Just a reminder that Hannes has proposed a slightly different approach
(returning -EREMOTEIO instead of -EACCES).  Here is the version of
Hannes' patch that I reviewed/rebased/tweaked last week:
https://patchwork.kernel.org/patch/384612/

(NOTE: the scsi_decide_disposition() change relative to
RESERVATION_CONFLICT).

And here is the corresponding DM mpath change:
https://patchwork.kernel.org/patch/384602/

If you agree with this approach your ack would be appreciated.

Thanks,
Mike

^ permalink raw reply	[flat|nested] 7+ messages in thread

* Re: [PATCH 1/1] RFC: scsi/dm-mpath: return -EACCES on reservation conflict
  2010-12-17 16:59 ` Mike Snitzer
@ 2011-02-25 18:40   ` Eddie Williams
  2011-02-25 18:43     ` Eddie Williams
  2011-02-26  2:39     ` Mike Snitzer
  0 siblings, 2 replies; 7+ messages in thread
From: Eddie Williams @ 2011-02-25 18:40 UTC (permalink / raw)
  To: Mike Snitzer; +Cc: Mike Christie, device-mapper development, linux-scsi


[-- Attachment #1.1: Type: text/plain, Size: 5793 bytes --]

I did not see a resolution on this and don't see any changes in
linux-2.6.38-rc4...

I would like to disagree that it is not useful or appropriate to retry an IO
that gets a RESERVATION CONFLICT on different paths to the storage.  The
issue is a possible window when a path is hot added to the system and before
a registration is added for the new path.  OK, this window is for SCSI-3
reservations not SCSI-2...

If an IO is sent down the new path in this window then it will get a
reservation conflict.  If the IO is retried on another path (that is
registered) then it will work.

So I think the reservation conflict should be retried on each path and then
failed if none work.  The key issue being we don't want to get into an
infinite loop here where we retry forever especially when another IO comes
does (like a read if the lock is a write lock or for many devices a test
unit ready) that will look like the path is fine so mark the path good
again.

The alternative to retrying would be to make sure that before an IO is
allowed down a new path that the path is registered.  This would mean that
instead of registering/reserving the paths by an application outside of
device mapper multipath that it would need to be done inside device mapper
so it knows what/when to register.

Eddie Williams
On Fri, Dec 17, 2010 at 11:59 AM, Mike Snitzer <snitzer@redhat.com> wrote:

> On Tue, Oct 13 2009 at 12:02am -0400,
> michaelc@cs.wisc.edu <michaelc@cs.wisc.edu> wrote:
>
> > From: Mike Christie <michaelc@cs.wisc.edu>
> >
> > This patch was made over this patch
> > http://marc.info/?l=linux-scsi&m=125417106125449&w=2
> >
> > The basic problem is that we do not want dm-multipath to retry
> > this error, but the scsi layer returns -EIO or -EILSEQ, so
> > dm-multipath cannot distinguish between a reservation conflict
> > and other errors.

--

JOB 1
In the records, starting with the first line and going on through the line with "swh-value-label: 12.12 [25, 92, 55, 104]", what do you get when you swap "swh-value-label" for "wave-height-label" and leave everything else unchanged?

Spatial layout records
--

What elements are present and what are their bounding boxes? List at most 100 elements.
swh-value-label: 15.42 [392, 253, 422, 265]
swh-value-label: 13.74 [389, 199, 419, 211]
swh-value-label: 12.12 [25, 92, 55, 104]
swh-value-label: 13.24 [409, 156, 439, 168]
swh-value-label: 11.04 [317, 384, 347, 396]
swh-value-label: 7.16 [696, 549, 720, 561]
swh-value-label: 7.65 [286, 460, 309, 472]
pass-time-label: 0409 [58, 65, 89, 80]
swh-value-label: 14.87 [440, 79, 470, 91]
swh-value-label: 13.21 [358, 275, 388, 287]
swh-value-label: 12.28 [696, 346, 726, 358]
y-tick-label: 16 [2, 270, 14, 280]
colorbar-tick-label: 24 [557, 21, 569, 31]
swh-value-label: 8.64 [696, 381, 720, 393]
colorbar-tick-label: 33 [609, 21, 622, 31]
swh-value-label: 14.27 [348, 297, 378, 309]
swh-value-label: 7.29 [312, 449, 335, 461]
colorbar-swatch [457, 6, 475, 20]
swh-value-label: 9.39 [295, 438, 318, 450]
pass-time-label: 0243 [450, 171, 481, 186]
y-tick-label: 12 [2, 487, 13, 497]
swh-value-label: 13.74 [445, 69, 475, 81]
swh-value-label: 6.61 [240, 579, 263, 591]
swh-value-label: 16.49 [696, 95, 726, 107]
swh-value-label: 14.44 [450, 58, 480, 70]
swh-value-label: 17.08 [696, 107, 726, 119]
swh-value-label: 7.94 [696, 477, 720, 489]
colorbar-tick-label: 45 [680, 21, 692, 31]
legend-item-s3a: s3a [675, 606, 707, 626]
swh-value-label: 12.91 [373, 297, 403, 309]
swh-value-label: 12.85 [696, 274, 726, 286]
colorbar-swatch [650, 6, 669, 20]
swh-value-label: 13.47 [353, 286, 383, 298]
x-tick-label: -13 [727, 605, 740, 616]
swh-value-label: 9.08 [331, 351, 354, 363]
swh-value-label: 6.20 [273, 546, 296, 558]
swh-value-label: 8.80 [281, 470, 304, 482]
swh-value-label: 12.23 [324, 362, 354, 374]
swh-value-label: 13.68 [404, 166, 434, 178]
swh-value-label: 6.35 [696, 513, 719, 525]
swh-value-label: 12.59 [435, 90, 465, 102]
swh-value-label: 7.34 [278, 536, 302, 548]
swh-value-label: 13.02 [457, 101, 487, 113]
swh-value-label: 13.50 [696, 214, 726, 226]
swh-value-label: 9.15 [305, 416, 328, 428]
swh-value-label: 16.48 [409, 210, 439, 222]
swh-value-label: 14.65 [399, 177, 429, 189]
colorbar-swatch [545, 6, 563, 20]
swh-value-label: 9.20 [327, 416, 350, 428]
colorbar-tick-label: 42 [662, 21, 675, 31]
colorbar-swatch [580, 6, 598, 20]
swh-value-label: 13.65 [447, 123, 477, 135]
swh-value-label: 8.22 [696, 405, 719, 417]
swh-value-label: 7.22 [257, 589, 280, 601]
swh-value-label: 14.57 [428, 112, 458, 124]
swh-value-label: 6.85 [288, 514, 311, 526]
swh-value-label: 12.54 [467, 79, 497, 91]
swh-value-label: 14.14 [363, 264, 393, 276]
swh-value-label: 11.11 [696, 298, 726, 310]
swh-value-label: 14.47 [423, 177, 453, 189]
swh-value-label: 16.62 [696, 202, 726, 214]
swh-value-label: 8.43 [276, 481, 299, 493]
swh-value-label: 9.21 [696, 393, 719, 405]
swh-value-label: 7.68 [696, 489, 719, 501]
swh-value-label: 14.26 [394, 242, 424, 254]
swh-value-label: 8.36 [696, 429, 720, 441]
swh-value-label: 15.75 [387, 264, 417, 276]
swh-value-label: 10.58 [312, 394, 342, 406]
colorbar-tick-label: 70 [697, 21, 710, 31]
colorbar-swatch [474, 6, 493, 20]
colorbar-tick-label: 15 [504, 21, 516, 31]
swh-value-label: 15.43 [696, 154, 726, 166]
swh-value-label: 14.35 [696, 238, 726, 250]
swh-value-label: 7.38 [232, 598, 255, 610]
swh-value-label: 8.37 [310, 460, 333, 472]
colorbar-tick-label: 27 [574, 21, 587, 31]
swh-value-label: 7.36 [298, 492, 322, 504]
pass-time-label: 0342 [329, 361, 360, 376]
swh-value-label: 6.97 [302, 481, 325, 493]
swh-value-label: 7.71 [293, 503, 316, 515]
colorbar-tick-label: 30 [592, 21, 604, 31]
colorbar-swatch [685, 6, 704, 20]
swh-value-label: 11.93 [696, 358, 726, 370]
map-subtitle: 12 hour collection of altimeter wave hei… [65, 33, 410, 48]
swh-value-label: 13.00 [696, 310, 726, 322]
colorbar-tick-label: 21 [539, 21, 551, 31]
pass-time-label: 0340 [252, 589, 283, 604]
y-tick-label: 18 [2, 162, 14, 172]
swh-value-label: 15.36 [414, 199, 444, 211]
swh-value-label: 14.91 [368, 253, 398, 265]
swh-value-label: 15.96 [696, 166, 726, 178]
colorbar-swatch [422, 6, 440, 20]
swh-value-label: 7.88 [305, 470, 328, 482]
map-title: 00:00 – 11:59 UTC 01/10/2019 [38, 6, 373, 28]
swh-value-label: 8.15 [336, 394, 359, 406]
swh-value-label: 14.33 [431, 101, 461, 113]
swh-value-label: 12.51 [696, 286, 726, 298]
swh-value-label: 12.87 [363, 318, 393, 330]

--

JOB 2
In the mailing-list excerpt, what error code did Hannes propose returning instead of -EACCES?

CORRECT RESULT 1
What elements are present and what are their bounding boxes? List at most 100 elements.
wave-height-label: 15.42 [392, 253, 422, 265]
wave-height-label: 13.74 [389, 199, 419, 211]
wave-height-label: 12.12 [25, 92, 55, 104]

CORRECT RESULT 2
-EREMOTEIO